§ **WHAT THE TASK REQUIRES**: Repeat all the records exactly, omitting pictures.

┌────────

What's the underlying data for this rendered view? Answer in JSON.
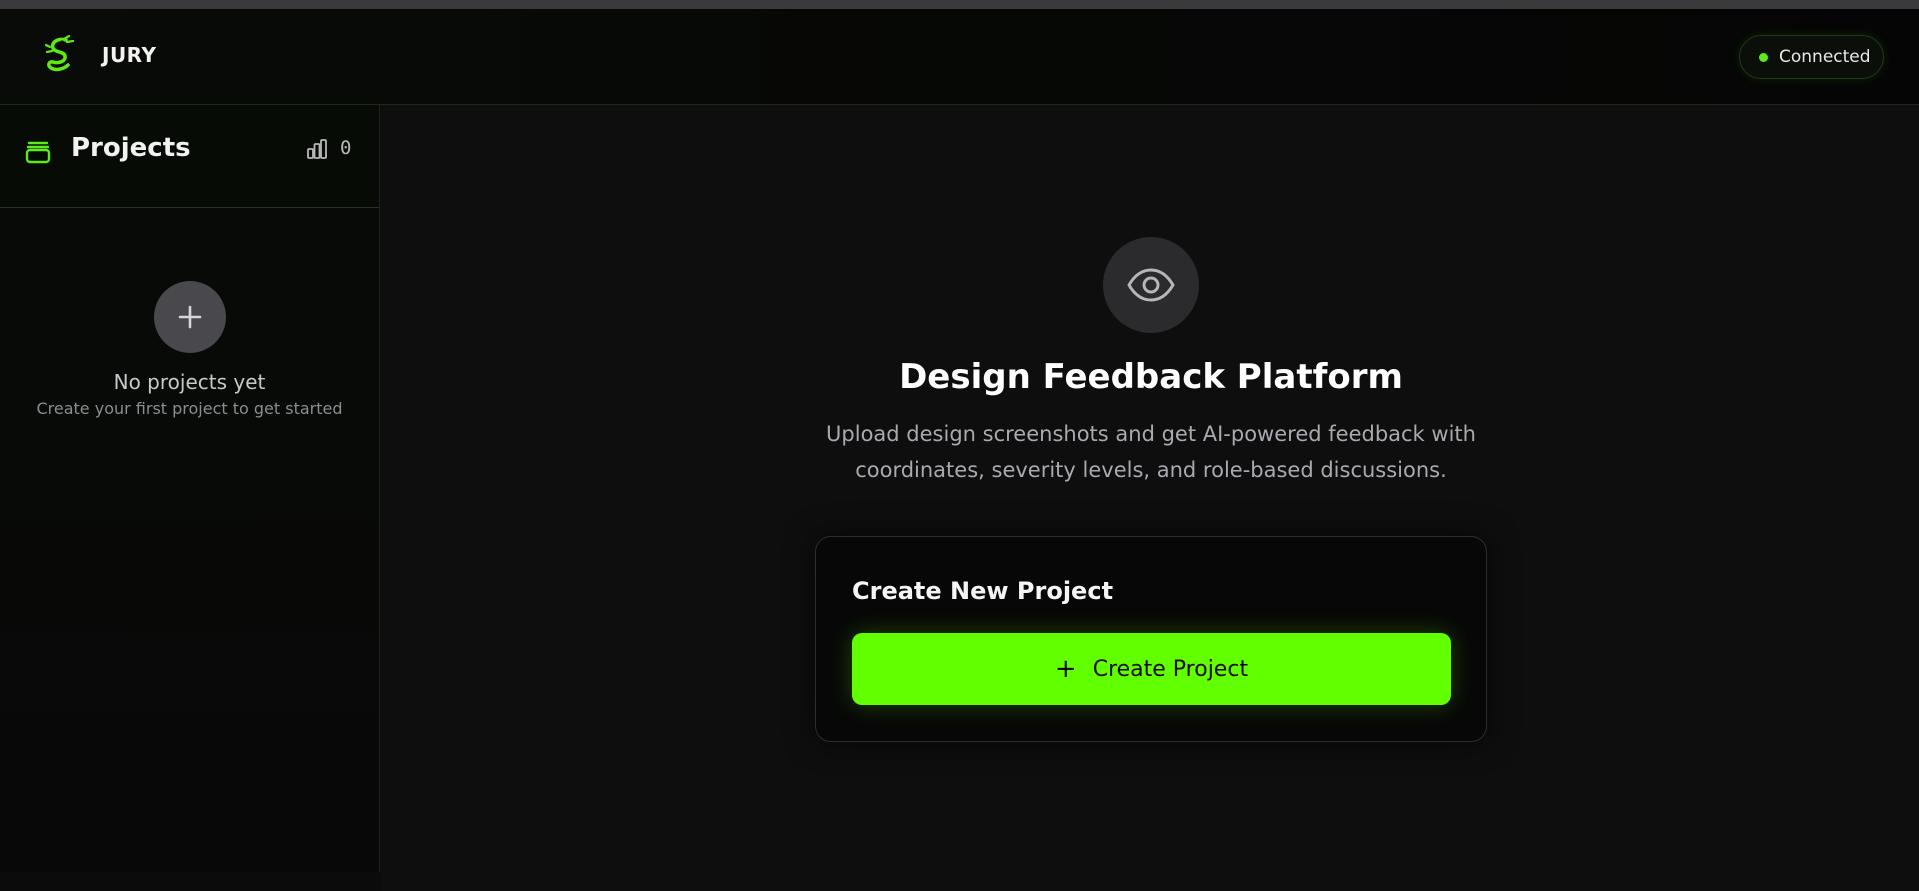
{
  "header": {
    "brand": "JURY",
    "status_label": "Connected",
    "status_color": "#5eea15",
    "logo_icon": "dragon-icon"
  },
  "sidebar": {
    "title": "Projects",
    "project_count": "0",
    "empty_title": "No projects yet",
    "empty_subtitle": "Create your first project to get started"
  },
  "main": {
    "hero_icon": "eye-icon",
    "title": "Design Feedback Platform",
    "description": "Upload design screenshots and get AI-powered feedback with coordinates, severity levels, and role-based discussions.",
    "card": {
      "title": "Create New Project",
      "button_label": "Create Project"
    }
  },
  "colors": {
    "accent": "#62ff00",
    "background": "#0e0e0e"
  }
}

└────────

§ **OUTPUT OF THE TASK**:
What's the underlying data for this rendered view? Answer in JSON.
{
  "header": {
    "brand": "JURY",
    "status_label": "Connected",
    "status_color": "#5eea15",
    "logo_icon": "dragon-icon"
  },
  "sidebar": {
    "title": "Projects",
    "project_count": "0",
    "empty_title": "No projects yet",
    "empty_subtitle": "Create your first project to get started"
  },
  "main": {
    "hero_icon": "eye-icon",
    "title": "Design Feedback Platform",
    "description": "Upload design screenshots and get AI-powered feedback with coordinates, severity levels, and role-based discussions.",
    "card": {
      "title": "Create New Project",
      "button_label": "Create Project"
    }
  },
  "colors": {
    "accent": "#62ff00",
    "background": "#0e0e0e"
  }
}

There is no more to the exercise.